- [REQUIRED WORK]
Copy the entries below exactly. Images do not belong in the copy.

- [DATASET]
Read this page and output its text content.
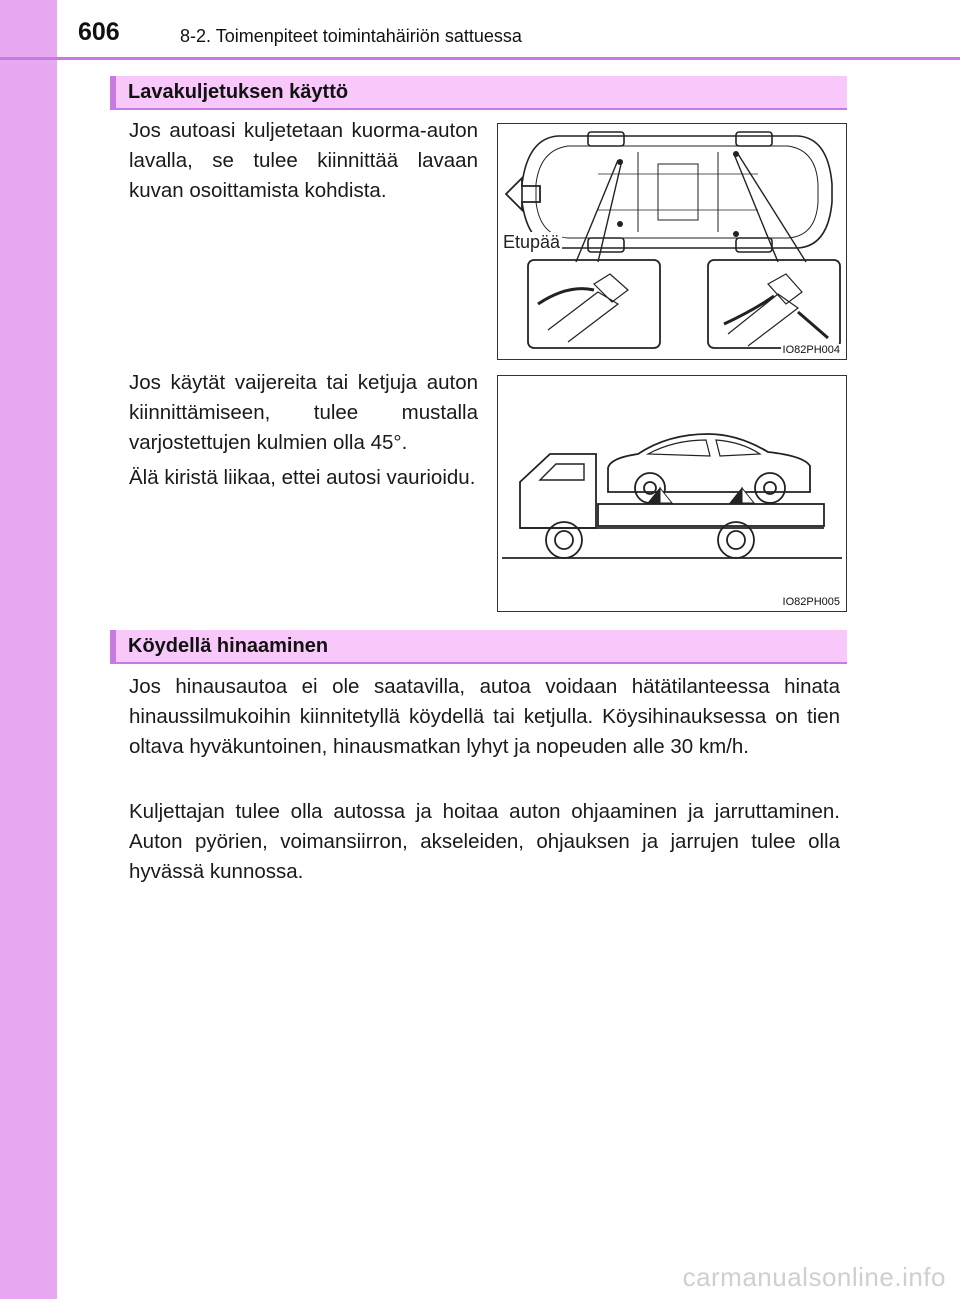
606	8-2. Toimenpiteet toimintahäiriön sattuessa
Lavakuljetuksen käyttö

Jos autoasi kuljetetaan kuorma-auton lavalla, se tulee kiinnittää lavaan kuvan osoittamista kohdista.

Jos käytät vaijereita tai ketjuja auton kiinnittämiseen, tulee mustalla varjostettujen kulmien olla 45°.

Älä kiristä liikaa, ettei autosi vaurioidu.

Etupää
IO82PH004
IO82PH005
Köydellä hinaaminen

Jos hinausautoa ei ole saatavilla, autoa voidaan hätätilanteessa hinata hinaussilmukoihin kiinnitetyllä köydellä tai ketjulla. Köysihinauksessa on tien oltava hyväkuntoinen, hinausmatkan lyhyt ja nopeuden alle 30 km/h.

Kuljettajan tulee olla autossa ja hoitaa auton ohjaaminen ja jarruttaminen. Auton pyörien, voimansiirron, akseleiden, ohjauksen ja jarrujen tulee olla hyvässä kunnossa.

carmanualsonline.info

- [RESULT]
Read this page and output its text content.
606	8-2. Toimenpiteet toimintahäiriön sattuessa
Lavakuljetuksen käyttö

Jos autoasi kuljetetaan kuorma-auton lavalla, se tulee kiinnittää lavaan kuvan osoittamista kohdista.

Jos käytät vaijereita tai ketjuja auton kiinnittämiseen, tulee mustalla varjostettujen kulmien olla 45°.

Älä kiristä liikaa, ettei autosi vaurioidu.

Etupää
IO82PH004
IO82PH005
Köydellä hinaaminen

Jos hinausautoa ei ole saatavilla, autoa voidaan hätätilanteessa hinata hinaussilmukoihin kiinnitetyllä köydellä tai ketjulla. Köysihinauksessa on tien oltava hyväkuntoinen, hinausmatkan lyhyt ja nopeuden alle 30 km/h.

Kuljettajan tulee olla autossa ja hoitaa auton ohjaaminen ja jarruttaminen. Auton pyörien, voimansiirron, akseleiden, ohjauksen ja jarrujen tulee olla hyvässä kunnossa.

carmanualsonline.info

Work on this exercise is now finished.